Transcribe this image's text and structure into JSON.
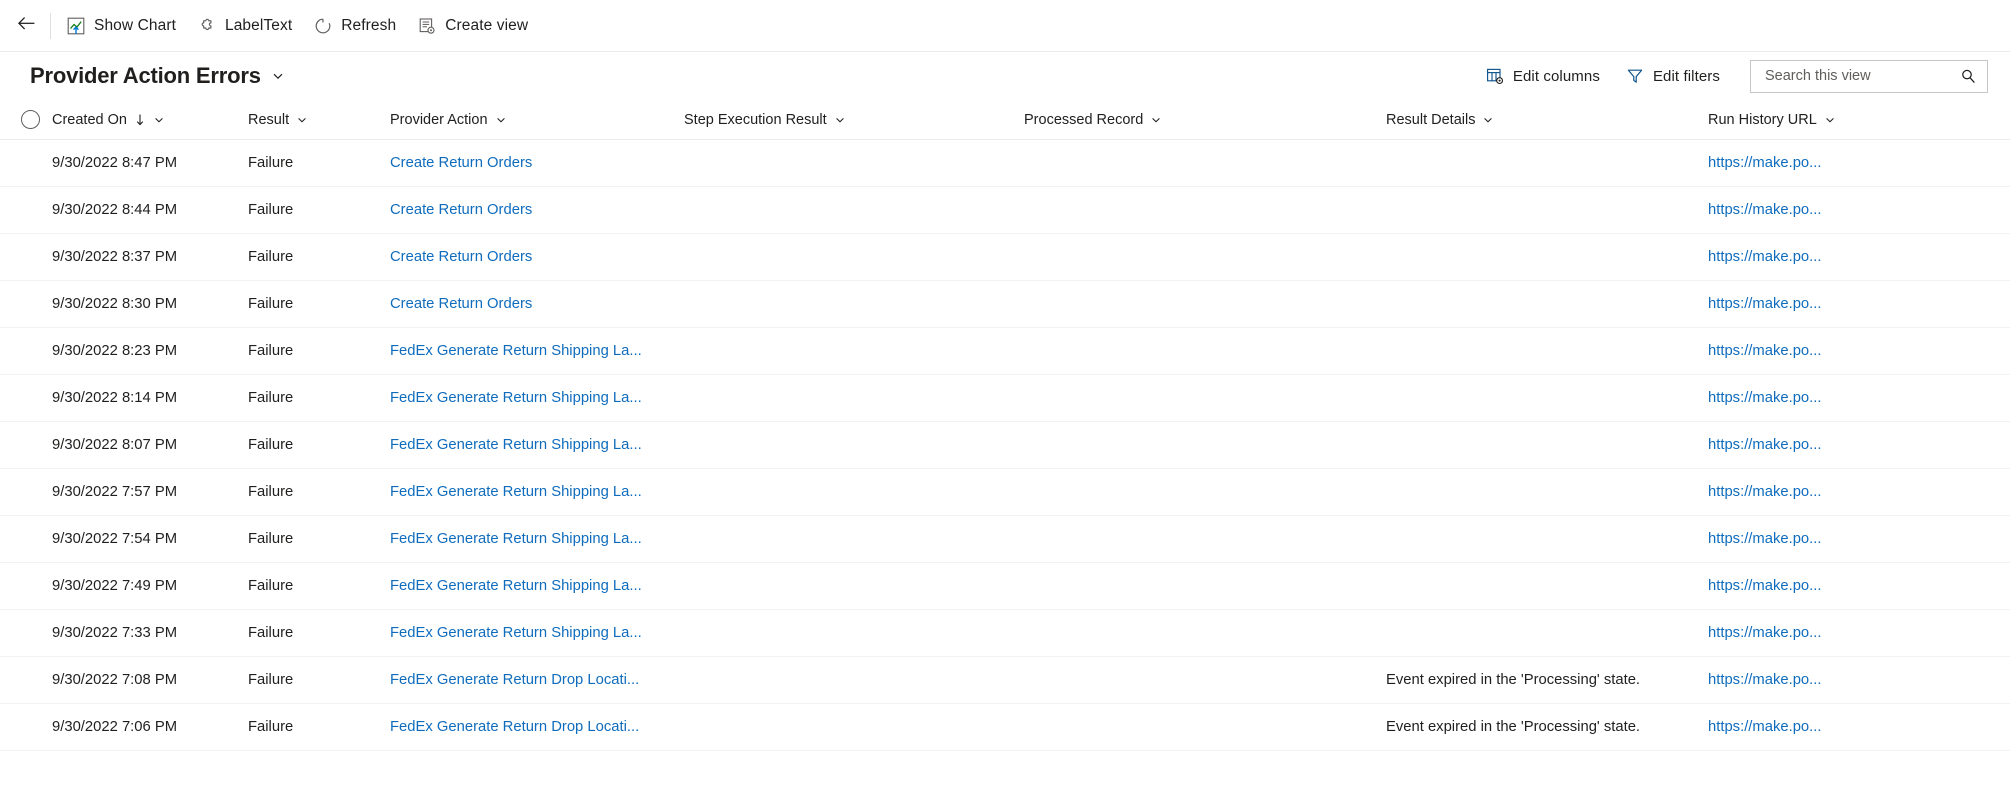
{
  "command_bar": {
    "back": {
      "icon": "back-arrow-icon",
      "label": "Back"
    },
    "items": [
      {
        "icon": "show-chart-icon",
        "label": "Show Chart"
      },
      {
        "icon": "puzzle-piece-icon",
        "label": "LabelText"
      },
      {
        "icon": "refresh-icon",
        "label": "Refresh"
      },
      {
        "icon": "create-view-icon",
        "label": "Create view"
      }
    ]
  },
  "title_bar": {
    "title": "Provider Action Errors",
    "chevron_icon": "chevron-down-icon",
    "edit_columns": {
      "icon": "edit-columns-icon",
      "label": "Edit columns"
    },
    "edit_filters": {
      "icon": "filter-icon",
      "label": "Edit filters"
    },
    "search": {
      "placeholder": "Search this view",
      "value": "",
      "icon": "search-icon"
    }
  },
  "grid": {
    "select_all_icon": "select-all-circle-icon",
    "columns": [
      {
        "key": "created_on",
        "label": "Created On",
        "sorted": true,
        "sort_dir": "asc"
      },
      {
        "key": "result",
        "label": "Result",
        "sorted": false
      },
      {
        "key": "action",
        "label": "Provider Action",
        "sorted": false
      },
      {
        "key": "step",
        "label": "Step Execution Result",
        "sorted": false
      },
      {
        "key": "record",
        "label": "Processed Record",
        "sorted": false
      },
      {
        "key": "details",
        "label": "Result Details",
        "sorted": false
      },
      {
        "key": "url",
        "label": "Run History URL",
        "sorted": false
      }
    ],
    "rows": [
      {
        "created_on": "9/30/2022 8:47 PM",
        "result": "Failure",
        "action": "Create Return Orders",
        "step": "",
        "record": "",
        "details": "",
        "url": "https://make.po..."
      },
      {
        "created_on": "9/30/2022 8:44 PM",
        "result": "Failure",
        "action": "Create Return Orders",
        "step": "",
        "record": "",
        "details": "",
        "url": "https://make.po..."
      },
      {
        "created_on": "9/30/2022 8:37 PM",
        "result": "Failure",
        "action": "Create Return Orders",
        "step": "",
        "record": "",
        "details": "",
        "url": "https://make.po..."
      },
      {
        "created_on": "9/30/2022 8:30 PM",
        "result": "Failure",
        "action": "Create Return Orders",
        "step": "",
        "record": "",
        "details": "",
        "url": "https://make.po..."
      },
      {
        "created_on": "9/30/2022 8:23 PM",
        "result": "Failure",
        "action": "FedEx Generate Return Shipping La...",
        "step": "",
        "record": "",
        "details": "",
        "url": "https://make.po..."
      },
      {
        "created_on": "9/30/2022 8:14 PM",
        "result": "Failure",
        "action": "FedEx Generate Return Shipping La...",
        "step": "",
        "record": "",
        "details": "",
        "url": "https://make.po..."
      },
      {
        "created_on": "9/30/2022 8:07 PM",
        "result": "Failure",
        "action": "FedEx Generate Return Shipping La...",
        "step": "",
        "record": "",
        "details": "",
        "url": "https://make.po..."
      },
      {
        "created_on": "9/30/2022 7:57 PM",
        "result": "Failure",
        "action": "FedEx Generate Return Shipping La...",
        "step": "",
        "record": "",
        "details": "",
        "url": "https://make.po..."
      },
      {
        "created_on": "9/30/2022 7:54 PM",
        "result": "Failure",
        "action": "FedEx Generate Return Shipping La...",
        "step": "",
        "record": "",
        "details": "",
        "url": "https://make.po..."
      },
      {
        "created_on": "9/30/2022 7:49 PM",
        "result": "Failure",
        "action": "FedEx Generate Return Shipping La...",
        "step": "",
        "record": "",
        "details": "",
        "url": "https://make.po..."
      },
      {
        "created_on": "9/30/2022 7:33 PM",
        "result": "Failure",
        "action": "FedEx Generate Return Shipping La...",
        "step": "",
        "record": "",
        "details": "",
        "url": "https://make.po..."
      },
      {
        "created_on": "9/30/2022 7:08 PM",
        "result": "Failure",
        "action": "FedEx Generate Return Drop Locati...",
        "step": "",
        "record": "",
        "details": "Event expired in the 'Processing' state.",
        "url": "https://make.po..."
      },
      {
        "created_on": "9/30/2022 7:06 PM",
        "result": "Failure",
        "action": "FedEx Generate Return Drop Locati...",
        "step": "",
        "record": "",
        "details": "Event expired in the 'Processing' state.",
        "url": "https://make.po..."
      }
    ]
  },
  "colors": {
    "link": "#0f6cbd",
    "text": "#201f1e",
    "divider": "#f3f2f1",
    "accent_green": "#107c10",
    "accent_blue": "#0078d4"
  }
}
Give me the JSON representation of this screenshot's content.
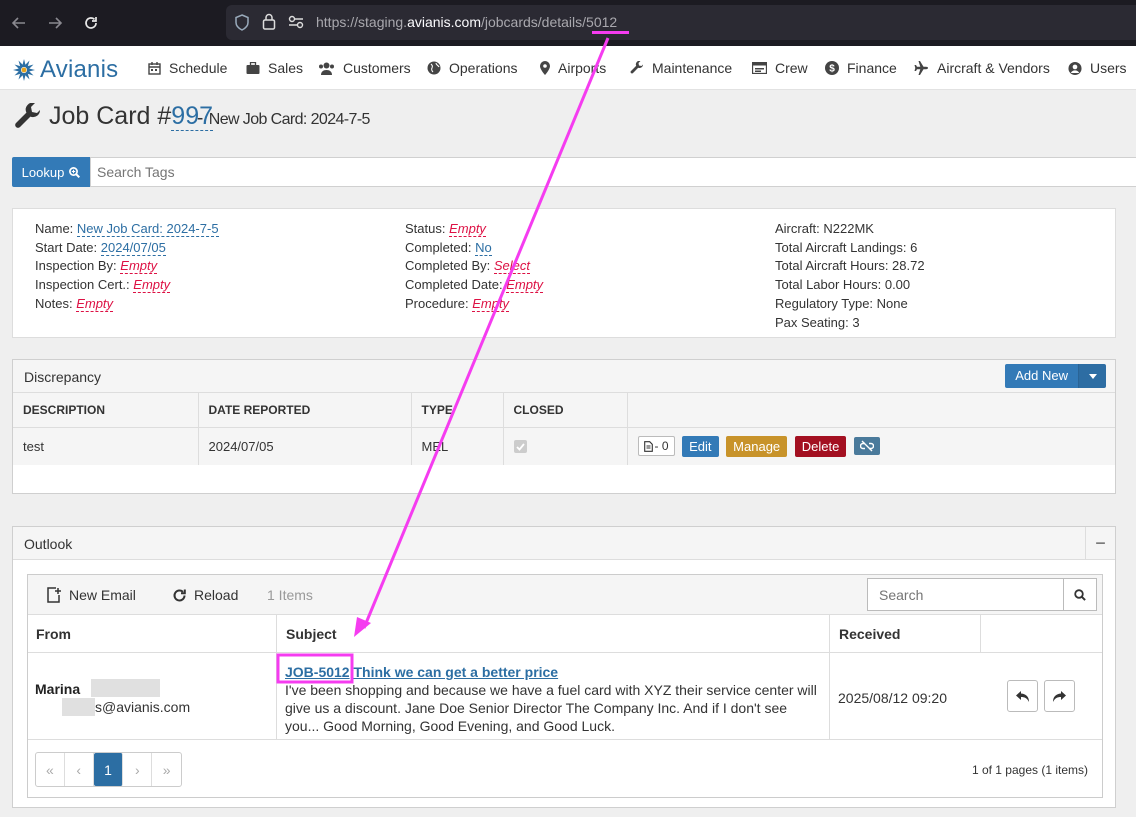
+ + + + +
• _Task to carry out_
Return the material word for word. Pictures are not part of the copy.

• _Answer in full_
Transcribe this image's text and structure into JSON.
{
  "command_bar": {
    "back": {
      "icon": "back-arrow-icon",
      "label": "Back"
    },
    "items": [
      {
        "icon": "show-chart-icon",
        "label": "Show Chart"
      },
      {
        "icon": "puzzle-piece-icon",
        "label": "LabelText"
      },
      {
        "icon": "refresh-icon",
        "label": "Refresh"
      },
      {
        "icon": "create-view-icon",
        "label": "Create view"
      }
    ]
  },
  "title_bar": {
    "title": "Provider Action Errors",
    "chevron_icon": "chevron-down-icon",
    "edit_columns": {
      "icon": "edit-columns-icon",
      "label": "Edit columns"
    },
    "edit_filters": {
      "icon": "filter-icon",
      "label": "Edit filters"
    },
    "search": {
      "placeholder": "Search this view",
      "value": "",
      "icon": "search-icon"
    }
  },
  "grid": {
    "select_all_icon": "select-all-circle-icon",
    "columns": [
      {
        "key": "created_on",
        "label": "Created On",
        "sorted": true,
        "sort_dir": "asc"
      },
      {
        "key": "result",
        "label": "Result",
        "sorted": false
      },
      {
        "key": "action",
        "label": "Provider Action",
        "sorted": false
      },
      {
        "key": "step",
        "label": "Step Execution Result",
        "sorted": false
      },
      {
        "key": "record",
        "label": "Processed Record",
        "sorted": false
      },
      {
        "key": "details",
        "label": "Result Details",
        "sorted": false
      },
      {
        "key": "url",
        "label": "Run History URL",
        "sorted": false
      }
    ],
    "rows": [
      {
        "created_on": "9/30/2022 8:47 PM",
        "result": "Failure",
        "action": "Create Return Orders",
        "step": "",
        "record": "",
        "details": "",
        "url": "https://make.po..."
      },
      {
        "created_on": "9/30/2022 8:44 PM",
        "result": "Failure",
        "action": "Create Return Orders",
        "step": "",
        "record": "",
        "details": "",
        "url": "https://make.po..."
      },
      {
        "created_on": "9/30/2022 8:37 PM",
        "result": "Failure",
        "action": "Create Return Orders",
        "step": "",
        "record": "",
        "details": "",
        "url": "https://make.po..."
      },
      {
        "created_on": "9/30/2022 8:30 PM",
        "result": "Failure",
        "action": "Create Return Orders",
        "step": "",
        "record": "",
        "details": "",
        "url": "https://make.po..."
      },
      {
        "created_on": "9/30/2022 8:23 PM",
        "result": "Failure",
        "action": "FedEx Generate Return Shipping La...",
        "step": "",
        "record": "",
        "details": "",
        "url": "https://make.po..."
      },
      {
        "created_on": "9/30/2022 8:14 PM",
        "result": "Failure",
        "action": "FedEx Generate Return Shipping La...",
        "step": "",
        "record": "",
        "details": "",
        "url": "https://make.po..."
      },
      {
        "created_on": "9/30/2022 8:07 PM",
        "result": "Failure",
        "action": "FedEx Generate Return Shipping La...",
        "step": "",
        "record": "",
        "details": "",
        "url": "https://make.po..."
      },
      {
        "created_on": "9/30/2022 7:57 PM",
        "result": "Failure",
        "action": "FedEx Generate Return Shipping La...",
        "step": "",
        "record": "",
        "details": "",
        "url": "https://make.po..."
      },
      {
        "created_on": "9/30/2022 7:54 PM",
        "result": "Failure",
        "action": "FedEx Generate Return Shipping La...",
        "step": "",
        "record": "",
        "details": "",
        "url": "https://make.po..."
      },
      {
        "created_on": "9/30/2022 7:49 PM",
        "result": "Failure",
        "action": "FedEx Generate Return Shipping La...",
        "step": "",
        "record": "",
        "details": "",
        "url": "https://make.po..."
      },
      {
        "created_on": "9/30/2022 7:33 PM",
        "result": "Failure",
        "action": "FedEx Generate Return Shipping La...",
        "step": "",
        "record": "",
        "details": "",
        "url": "https://make.po..."
      },
      {
        "created_on": "9/30/2022 7:08 PM",
        "result": "Failure",
        "action": "FedEx Generate Return Drop Locati...",
        "step": "",
        "record": "",
        "details": "Event expired in the 'Processing' state.",
        "url": "https://make.po..."
      },
      {
        "created_on": "9/30/2022 7:06 PM",
        "result": "Failure",
        "action": "FedEx Generate Return Drop Locati...",
        "step": "",
        "record": "",
        "details": "Event expired in the 'Processing' state.",
        "url": "https://make.po..."
      }
    ]
  },
  "colors": {
    "link": "#0f6cbd",
    "text": "#201f1e",
    "divider": "#f3f2f1",
    "accent_green": "#107c10",
    "accent_blue": "#0078d4"
  }
}
Give me the JSON representation of this screenshot's content.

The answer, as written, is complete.